▶ WRITTEN EXERCISE
Any pictures in the records below should be skipped; write out everything else exactly.

▶ DATASET RECORDS

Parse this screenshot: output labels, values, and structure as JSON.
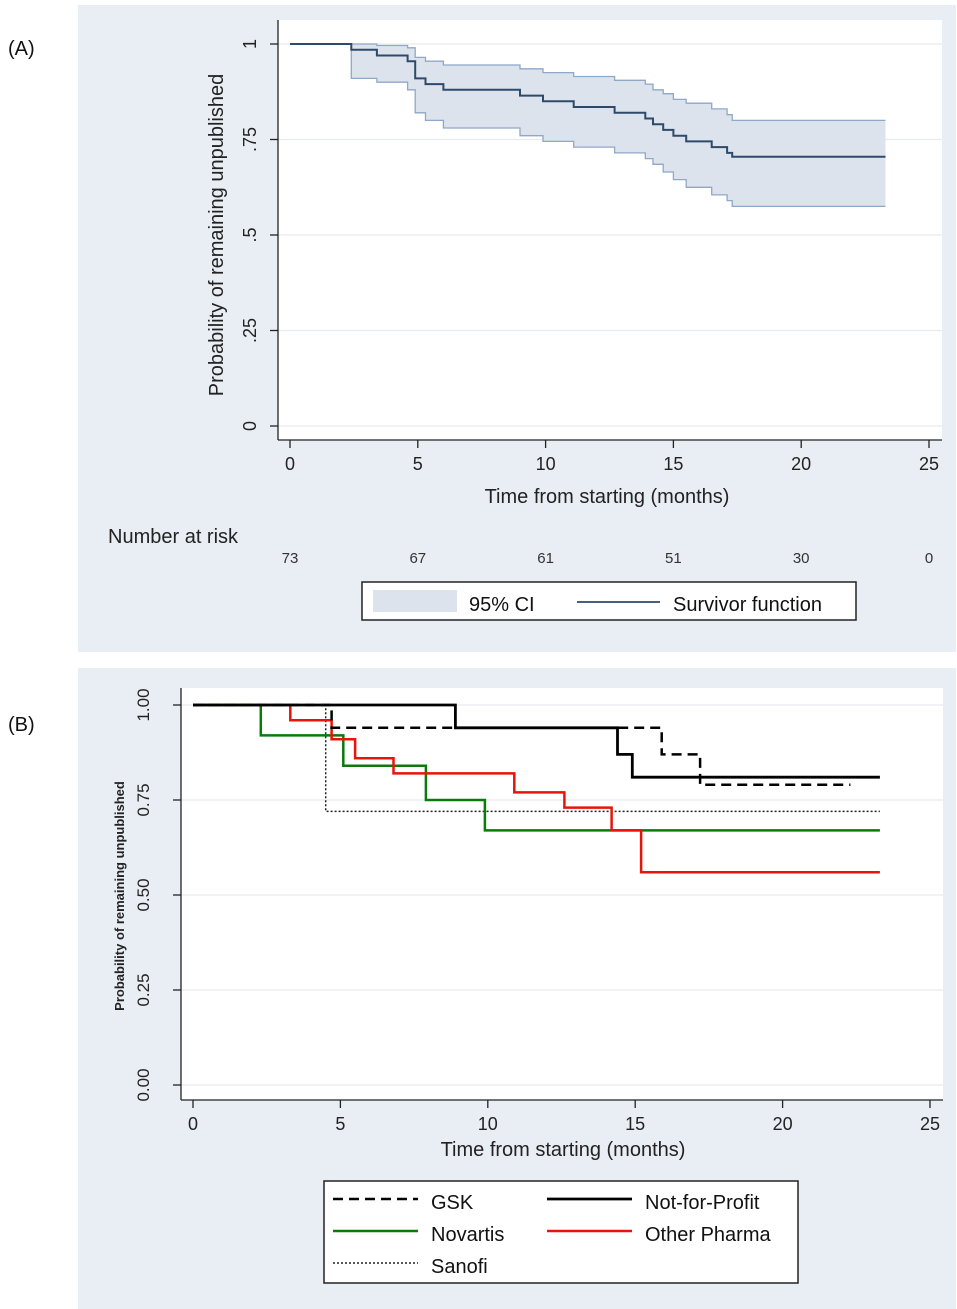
{
  "panels": {
    "a_label": "(A)",
    "b_label": "(B)"
  },
  "chart_data": [
    {
      "type": "line",
      "panel": "A",
      "title": "",
      "xlabel": "Time from starting (months)",
      "ylabel": "Probability of remaining unpublished",
      "xlim": [
        0,
        25
      ],
      "ylim": [
        0,
        1
      ],
      "xticks": [
        0,
        5,
        10,
        15,
        20,
        25
      ],
      "yticks": [
        0,
        0.25,
        0.5,
        0.75,
        1
      ],
      "ytick_labels": [
        "0",
        ".25",
        ".5",
        ".75",
        "1"
      ],
      "grid": true,
      "legend_position": "bottom",
      "series": [
        {
          "name": "Survivor function",
          "color": "#2e4a6b",
          "step": [
            [
              0,
              1.0
            ],
            [
              2.4,
              0.985
            ],
            [
              3.4,
              0.97
            ],
            [
              4.6,
              0.955
            ],
            [
              4.9,
              0.91
            ],
            [
              5.3,
              0.895
            ],
            [
              6.0,
              0.88
            ],
            [
              9.0,
              0.865
            ],
            [
              9.9,
              0.85
            ],
            [
              11.1,
              0.835
            ],
            [
              12.7,
              0.82
            ],
            [
              13.9,
              0.805
            ],
            [
              14.2,
              0.79
            ],
            [
              14.6,
              0.775
            ],
            [
              15.0,
              0.76
            ],
            [
              15.5,
              0.745
            ],
            [
              16.5,
              0.73
            ],
            [
              17.1,
              0.715
            ],
            [
              17.3,
              0.705
            ],
            [
              23.3,
              0.705
            ]
          ]
        }
      ],
      "ci": {
        "name": "95% CI",
        "color": "#dde3ec",
        "edge_color": "#8ea8c8",
        "upper": [
          [
            0,
            1.0
          ],
          [
            2.4,
            1.0
          ],
          [
            3.4,
            0.996
          ],
          [
            4.6,
            0.99
          ],
          [
            4.9,
            0.965
          ],
          [
            5.3,
            0.955
          ],
          [
            6.0,
            0.945
          ],
          [
            9.0,
            0.935
          ],
          [
            9.9,
            0.925
          ],
          [
            11.1,
            0.915
          ],
          [
            12.7,
            0.905
          ],
          [
            13.9,
            0.895
          ],
          [
            14.2,
            0.88
          ],
          [
            14.6,
            0.87
          ],
          [
            15.0,
            0.855
          ],
          [
            15.5,
            0.845
          ],
          [
            16.5,
            0.83
          ],
          [
            17.1,
            0.815
          ],
          [
            17.3,
            0.8
          ],
          [
            23.3,
            0.8
          ]
        ],
        "lower": [
          [
            0,
            1.0
          ],
          [
            2.4,
            0.91
          ],
          [
            3.4,
            0.9
          ],
          [
            4.6,
            0.88
          ],
          [
            4.9,
            0.82
          ],
          [
            5.3,
            0.8
          ],
          [
            6.0,
            0.78
          ],
          [
            9.0,
            0.76
          ],
          [
            9.9,
            0.745
          ],
          [
            11.1,
            0.73
          ],
          [
            12.7,
            0.715
          ],
          [
            13.9,
            0.7
          ],
          [
            14.2,
            0.685
          ],
          [
            14.6,
            0.665
          ],
          [
            15.0,
            0.645
          ],
          [
            15.5,
            0.625
          ],
          [
            16.5,
            0.605
          ],
          [
            17.1,
            0.59
          ],
          [
            17.3,
            0.575
          ],
          [
            23.3,
            0.575
          ]
        ]
      },
      "number_at_risk": {
        "label": "Number at risk",
        "times": [
          0,
          5,
          10,
          15,
          20,
          25
        ],
        "counts": [
          "73",
          "67",
          "61",
          "51",
          "30",
          "0"
        ]
      },
      "legend": [
        "95% CI",
        "Survivor function"
      ]
    },
    {
      "type": "line",
      "panel": "B",
      "title": "",
      "xlabel": "Time from starting (months)",
      "ylabel": "Probability of remaining unpublished",
      "xlim": [
        0,
        25
      ],
      "ylim": [
        0,
        1
      ],
      "xticks": [
        0,
        5,
        10,
        15,
        20,
        25
      ],
      "yticks": [
        0,
        0.25,
        0.5,
        0.75,
        1
      ],
      "ytick_labels": [
        "0.00",
        "0.25",
        "0.50",
        "0.75",
        "1.00"
      ],
      "grid": true,
      "legend_position": "bottom",
      "series": [
        {
          "name": "GSK",
          "color": "#000000",
          "dash": "10,6",
          "width": 2.5,
          "step": [
            [
              0,
              1.0
            ],
            [
              4.7,
              0.94
            ],
            [
              15.9,
              0.87
            ],
            [
              17.2,
              0.79
            ],
            [
              22.3,
              0.79
            ]
          ]
        },
        {
          "name": "Not-for-Profit",
          "color": "#000000",
          "dash": "",
          "width": 2.8,
          "step": [
            [
              0,
              1.0
            ],
            [
              8.9,
              0.94
            ],
            [
              14.4,
              0.87
            ],
            [
              14.9,
              0.81
            ],
            [
              23.3,
              0.81
            ]
          ]
        },
        {
          "name": "Novartis",
          "color": "#0a7a0a",
          "dash": "",
          "width": 2.5,
          "step": [
            [
              0,
              1.0
            ],
            [
              2.3,
              0.92
            ],
            [
              5.1,
              0.84
            ],
            [
              7.9,
              0.75
            ],
            [
              9.9,
              0.67
            ],
            [
              23.3,
              0.67
            ]
          ]
        },
        {
          "name": "Other Pharma",
          "color": "#e8140a",
          "dash": "",
          "width": 2.5,
          "step": [
            [
              0,
              1.0
            ],
            [
              3.3,
              0.96
            ],
            [
              4.7,
              0.91
            ],
            [
              5.5,
              0.86
            ],
            [
              6.8,
              0.82
            ],
            [
              10.9,
              0.77
            ],
            [
              12.6,
              0.73
            ],
            [
              14.2,
              0.67
            ],
            [
              15.2,
              0.56
            ],
            [
              23.3,
              0.56
            ]
          ]
        },
        {
          "name": "Sanofi",
          "color": "#222222",
          "dash": "2,2",
          "width": 1.5,
          "step": [
            [
              0,
              1.0
            ],
            [
              4.5,
              0.72
            ],
            [
              23.3,
              0.72
            ]
          ]
        }
      ],
      "legend": [
        "GSK",
        "Not-for-Profit",
        "Novartis",
        "Other Pharma",
        "Sanofi"
      ]
    }
  ]
}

▶ FINAL RESULT
Parse this screenshot: output labels, values, and structure as JSON.
{
  "panels": {
    "a_label": "(A)",
    "b_label": "(B)"
  },
  "chart_data": [
    {
      "type": "line",
      "panel": "A",
      "title": "",
      "xlabel": "Time from starting (months)",
      "ylabel": "Probability of remaining unpublished",
      "xlim": [
        0,
        25
      ],
      "ylim": [
        0,
        1
      ],
      "xticks": [
        0,
        5,
        10,
        15,
        20,
        25
      ],
      "yticks": [
        0,
        0.25,
        0.5,
        0.75,
        1
      ],
      "ytick_labels": [
        "0",
        ".25",
        ".5",
        ".75",
        "1"
      ],
      "grid": true,
      "legend_position": "bottom",
      "series": [
        {
          "name": "Survivor function",
          "color": "#2e4a6b",
          "step": [
            [
              0,
              1.0
            ],
            [
              2.4,
              0.985
            ],
            [
              3.4,
              0.97
            ],
            [
              4.6,
              0.955
            ],
            [
              4.9,
              0.91
            ],
            [
              5.3,
              0.895
            ],
            [
              6.0,
              0.88
            ],
            [
              9.0,
              0.865
            ],
            [
              9.9,
              0.85
            ],
            [
              11.1,
              0.835
            ],
            [
              12.7,
              0.82
            ],
            [
              13.9,
              0.805
            ],
            [
              14.2,
              0.79
            ],
            [
              14.6,
              0.775
            ],
            [
              15.0,
              0.76
            ],
            [
              15.5,
              0.745
            ],
            [
              16.5,
              0.73
            ],
            [
              17.1,
              0.715
            ],
            [
              17.3,
              0.705
            ],
            [
              23.3,
              0.705
            ]
          ]
        }
      ],
      "ci": {
        "name": "95% CI",
        "color": "#dde3ec",
        "edge_color": "#8ea8c8",
        "upper": [
          [
            0,
            1.0
          ],
          [
            2.4,
            1.0
          ],
          [
            3.4,
            0.996
          ],
          [
            4.6,
            0.99
          ],
          [
            4.9,
            0.965
          ],
          [
            5.3,
            0.955
          ],
          [
            6.0,
            0.945
          ],
          [
            9.0,
            0.935
          ],
          [
            9.9,
            0.925
          ],
          [
            11.1,
            0.915
          ],
          [
            12.7,
            0.905
          ],
          [
            13.9,
            0.895
          ],
          [
            14.2,
            0.88
          ],
          [
            14.6,
            0.87
          ],
          [
            15.0,
            0.855
          ],
          [
            15.5,
            0.845
          ],
          [
            16.5,
            0.83
          ],
          [
            17.1,
            0.815
          ],
          [
            17.3,
            0.8
          ],
          [
            23.3,
            0.8
          ]
        ],
        "lower": [
          [
            0,
            1.0
          ],
          [
            2.4,
            0.91
          ],
          [
            3.4,
            0.9
          ],
          [
            4.6,
            0.88
          ],
          [
            4.9,
            0.82
          ],
          [
            5.3,
            0.8
          ],
          [
            6.0,
            0.78
          ],
          [
            9.0,
            0.76
          ],
          [
            9.9,
            0.745
          ],
          [
            11.1,
            0.73
          ],
          [
            12.7,
            0.715
          ],
          [
            13.9,
            0.7
          ],
          [
            14.2,
            0.685
          ],
          [
            14.6,
            0.665
          ],
          [
            15.0,
            0.645
          ],
          [
            15.5,
            0.625
          ],
          [
            16.5,
            0.605
          ],
          [
            17.1,
            0.59
          ],
          [
            17.3,
            0.575
          ],
          [
            23.3,
            0.575
          ]
        ]
      },
      "number_at_risk": {
        "label": "Number at risk",
        "times": [
          0,
          5,
          10,
          15,
          20,
          25
        ],
        "counts": [
          "73",
          "67",
          "61",
          "51",
          "30",
          "0"
        ]
      },
      "legend": [
        "95% CI",
        "Survivor function"
      ]
    },
    {
      "type": "line",
      "panel": "B",
      "title": "",
      "xlabel": "Time from starting (months)",
      "ylabel": "Probability of remaining unpublished",
      "xlim": [
        0,
        25
      ],
      "ylim": [
        0,
        1
      ],
      "xticks": [
        0,
        5,
        10,
        15,
        20,
        25
      ],
      "yticks": [
        0,
        0.25,
        0.5,
        0.75,
        1
      ],
      "ytick_labels": [
        "0.00",
        "0.25",
        "0.50",
        "0.75",
        "1.00"
      ],
      "grid": true,
      "legend_position": "bottom",
      "series": [
        {
          "name": "GSK",
          "color": "#000000",
          "dash": "10,6",
          "width": 2.5,
          "step": [
            [
              0,
              1.0
            ],
            [
              4.7,
              0.94
            ],
            [
              15.9,
              0.87
            ],
            [
              17.2,
              0.79
            ],
            [
              22.3,
              0.79
            ]
          ]
        },
        {
          "name": "Not-for-Profit",
          "color": "#000000",
          "dash": "",
          "width": 2.8,
          "step": [
            [
              0,
              1.0
            ],
            [
              8.9,
              0.94
            ],
            [
              14.4,
              0.87
            ],
            [
              14.9,
              0.81
            ],
            [
              23.3,
              0.81
            ]
          ]
        },
        {
          "name": "Novartis",
          "color": "#0a7a0a",
          "dash": "",
          "width": 2.5,
          "step": [
            [
              0,
              1.0
            ],
            [
              2.3,
              0.92
            ],
            [
              5.1,
              0.84
            ],
            [
              7.9,
              0.75
            ],
            [
              9.9,
              0.67
            ],
            [
              23.3,
              0.67
            ]
          ]
        },
        {
          "name": "Other Pharma",
          "color": "#e8140a",
          "dash": "",
          "width": 2.5,
          "step": [
            [
              0,
              1.0
            ],
            [
              3.3,
              0.96
            ],
            [
              4.7,
              0.91
            ],
            [
              5.5,
              0.86
            ],
            [
              6.8,
              0.82
            ],
            [
              10.9,
              0.77
            ],
            [
              12.6,
              0.73
            ],
            [
              14.2,
              0.67
            ],
            [
              15.2,
              0.56
            ],
            [
              23.3,
              0.56
            ]
          ]
        },
        {
          "name": "Sanofi",
          "color": "#222222",
          "dash": "2,2",
          "width": 1.5,
          "step": [
            [
              0,
              1.0
            ],
            [
              4.5,
              0.72
            ],
            [
              23.3,
              0.72
            ]
          ]
        }
      ],
      "legend": [
        "GSK",
        "Not-for-Profit",
        "Novartis",
        "Other Pharma",
        "Sanofi"
      ]
    }
  ]
}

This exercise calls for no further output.